Items from a dataset:
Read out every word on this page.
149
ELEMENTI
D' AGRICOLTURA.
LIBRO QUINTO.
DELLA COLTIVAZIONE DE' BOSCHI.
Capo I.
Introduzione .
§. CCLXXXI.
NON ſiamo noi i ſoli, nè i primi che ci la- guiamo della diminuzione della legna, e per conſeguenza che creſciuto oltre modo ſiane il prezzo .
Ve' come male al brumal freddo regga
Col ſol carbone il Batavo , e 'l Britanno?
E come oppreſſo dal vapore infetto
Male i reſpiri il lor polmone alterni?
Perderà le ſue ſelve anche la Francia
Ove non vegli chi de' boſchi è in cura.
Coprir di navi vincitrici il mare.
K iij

WRITTEN EXERCISE: Please reproduce each line exactly as written.

REPLY:
Read out every word on this page.
149
ELEMENTI
D' AGRICOLTURA.
LIBRO QUINTO.
DELLA COLTIVAZIONE DE' BOSCHI.
Capo I.
Introduzione .
§. CCLXXXI.
NON ſiamo noi i ſoli, nè i primi che ci la- guiamo della diminuzione della legna, e per conſeguenza che creſciuto oltre modo ſiane il prezzo .
Ve' come male al brumal freddo regga
Col ſol carbone il Batavo , e 'l Britanno?
E come oppreſſo dal vapore infetto
Male i reſpiri il lor polmone alterni?
Perderà le ſue ſelve anche la Francia
Ove non vegli chi de' boſchi è in cura.
Coprir di navi vincitrici il mare.
K iij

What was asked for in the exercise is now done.